(Chart and figure data)
^^^^^^^^^^^^^^^^
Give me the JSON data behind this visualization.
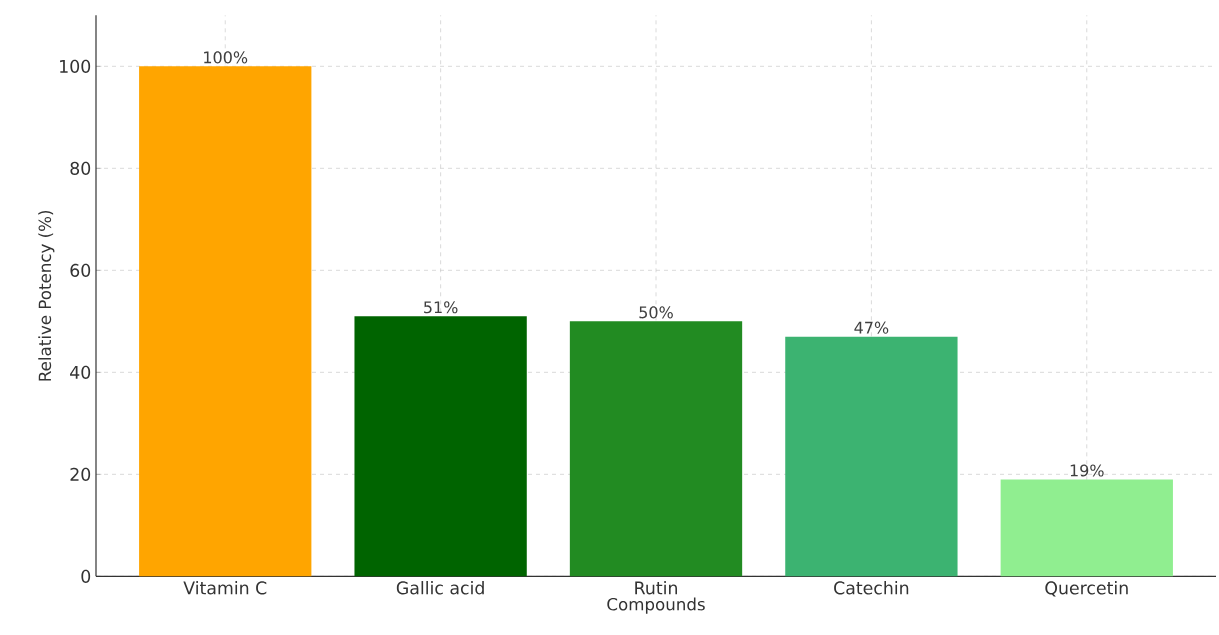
{
  "chart_data": {
    "type": "bar",
    "xlabel": "Compounds",
    "ylabel": "Relative Potency (%)",
    "categories": [
      "Vitamin C",
      "Gallic acid",
      "Rutin",
      "Catechin",
      "Quercetin"
    ],
    "values": [
      100,
      51,
      50,
      47,
      19
    ],
    "colors": [
      "#ffa500",
      "#006400",
      "#228b22",
      "#3cb371",
      "#90ee90"
    ],
    "value_labels": [
      "100%",
      "51%",
      "50%",
      "47%",
      "19%"
    ],
    "ylim": [
      0,
      110
    ],
    "yticks": [
      0,
      20,
      40,
      60,
      80,
      100
    ],
    "grid": true
  }
}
^^^^^^^^^^^^^^^^
Problem details
Output the full set of records above without changing a word, and drop the images.

Solution for this problem
Give me the JSON data behind this visualization.
{
  "chart_data": {
    "type": "bar",
    "xlabel": "Compounds",
    "ylabel": "Relative Potency (%)",
    "categories": [
      "Vitamin C",
      "Gallic acid",
      "Rutin",
      "Catechin",
      "Quercetin"
    ],
    "values": [
      100,
      51,
      50,
      47,
      19
    ],
    "colors": [
      "#ffa500",
      "#006400",
      "#228b22",
      "#3cb371",
      "#90ee90"
    ],
    "value_labels": [
      "100%",
      "51%",
      "50%",
      "47%",
      "19%"
    ],
    "ylim": [
      0,
      110
    ],
    "yticks": [
      0,
      20,
      40,
      60,
      80,
      100
    ],
    "grid": true
  }
}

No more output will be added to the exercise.